Description of the task:
Write out each line from the data below that includes the word "Left".

[Collected data entries]
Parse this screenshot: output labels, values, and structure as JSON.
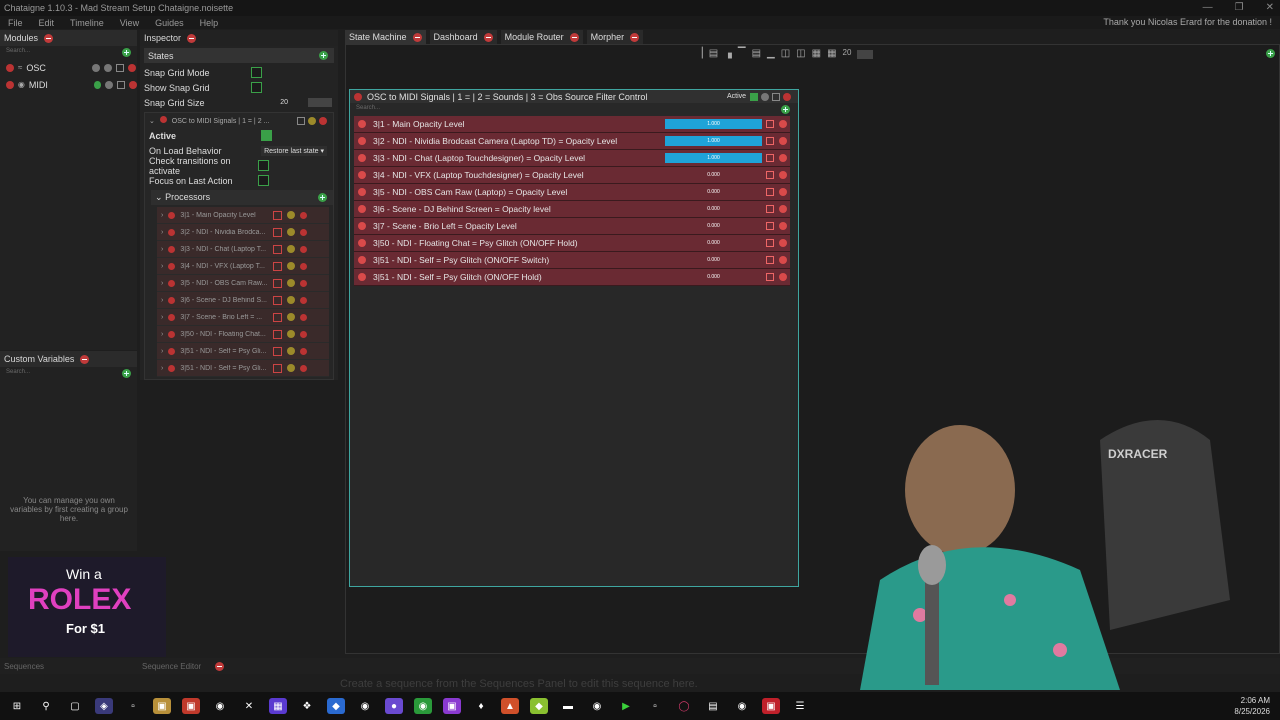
{
  "window": {
    "title": "Chataigne 1.10.3 - Mad Stream Setup Chataigne.noisette",
    "thanks": "Thank you Nicolas Erard for the donation !"
  },
  "menu": [
    "File",
    "Edit",
    "Timeline",
    "View",
    "Guides",
    "Help"
  ],
  "modules": {
    "title": "Modules",
    "search": "Search...",
    "items": [
      {
        "label": "OSC"
      },
      {
        "label": "MIDI"
      }
    ]
  },
  "custom_variables": {
    "title": "Custom Variables",
    "search": "Search...",
    "hint": "You can manage you own variables by first creating a group here."
  },
  "inspector": {
    "title": "Inspector",
    "section": "States",
    "snap_grid_mode": "Snap Grid Mode",
    "show_snap_grid": "Show Snap Grid",
    "snap_grid_size_label": "Snap Grid Size",
    "snap_grid_size": "20",
    "state_name": "OSC to MIDI Signals | 1 = | 2 ...",
    "active_label": "Active",
    "on_load_label": "On Load Behavior",
    "on_load_value": "Restore last state",
    "check_transitions": "Check transitions on activate",
    "focus_last": "Focus on Last Action",
    "processors_label": "Processors",
    "processors": [
      "3|1 - Main Opacity Level",
      "3|2 - NDI - Nividia Brodca...",
      "3|3 - NDI - Chat (Laptop T...",
      "3|4 - NDI - VFX (Laptop T...",
      "3|5 - NDI - OBS Cam Raw...",
      "3|6 - Scene - DJ Behind S...",
      "3|7 - Scene - Brio Left = ...",
      "3|50 - NDI - Floating Chat...",
      "3|51 - NDI - Self = Psy Gli...",
      "3|51 - NDI - Self = Psy Gli..."
    ]
  },
  "tabs": [
    {
      "label": "State Machine"
    },
    {
      "label": "Dashboard"
    },
    {
      "label": "Module Router"
    },
    {
      "label": "Morpher"
    }
  ],
  "toolbar": {
    "grid_size": "20"
  },
  "state": {
    "title": "OSC to MIDI Signals | 1 =  | 2 = Sounds | 3 = Obs Source Filter Control",
    "active": "Active",
    "search": "Search...",
    "actions": [
      {
        "label": "3|1 - Main Opacity Level",
        "value": "1.000",
        "fill": 1
      },
      {
        "label": "3|2 - NDI - Nividia Brodcast Camera (Laptop TD) = Opacity Level",
        "value": "1.000",
        "fill": 1
      },
      {
        "label": "3|3 - NDI - Chat (Laptop Touchdesigner) = Opacity Level",
        "value": "1.000",
        "fill": 1
      },
      {
        "label": "3|4 - NDI - VFX (Laptop Touchdesigner) = Opacity Level",
        "value": "0.000",
        "fill": 0
      },
      {
        "label": "3|5 - NDI - OBS Cam Raw (Laptop) = Opacity Level",
        "value": "0.000",
        "fill": 0
      },
      {
        "label": "3|6 - Scene - DJ Behind Screen = Opacity level",
        "value": "0.000",
        "fill": 0
      },
      {
        "label": "3|7 - Scene - Brio Left = Opacity Level",
        "value": "0.000",
        "fill": 0
      },
      {
        "label": "3|50 - NDI - Floating Chat = Psy Glitch (ON/OFF Hold)",
        "value": "0.000",
        "fill": 0
      },
      {
        "label": "3|51 - NDI - Self = Psy Glitch (ON/OFF Switch)",
        "value": "0.000",
        "fill": 0
      },
      {
        "label": "3|51 - NDI - Self = Psy Glitch (ON/OFF Hold)",
        "value": "0.000",
        "fill": 0
      }
    ]
  },
  "sequences": {
    "tab1": "Sequences",
    "tab2": "Sequence Editor",
    "hint": "Create a sequence from the Sequences Panel to edit this sequence here."
  },
  "ad": {
    "line1": "Win a",
    "line2": "ROLEX",
    "line3": "For $1"
  },
  "clock": {
    "time": "2:06 AM",
    "date": "8/25/2026"
  },
  "webcam": {
    "chair_brand": "DXRACER"
  },
  "colors": {
    "accent": "#3fa6a0",
    "action_bg": "#6a2a33",
    "fill": "#1fa3d8"
  }
}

Answer to the problem:
      "3|7 - Scene - Brio Left = ...",
        "label": "3|7 - Scene - Brio Left = Opacity Level",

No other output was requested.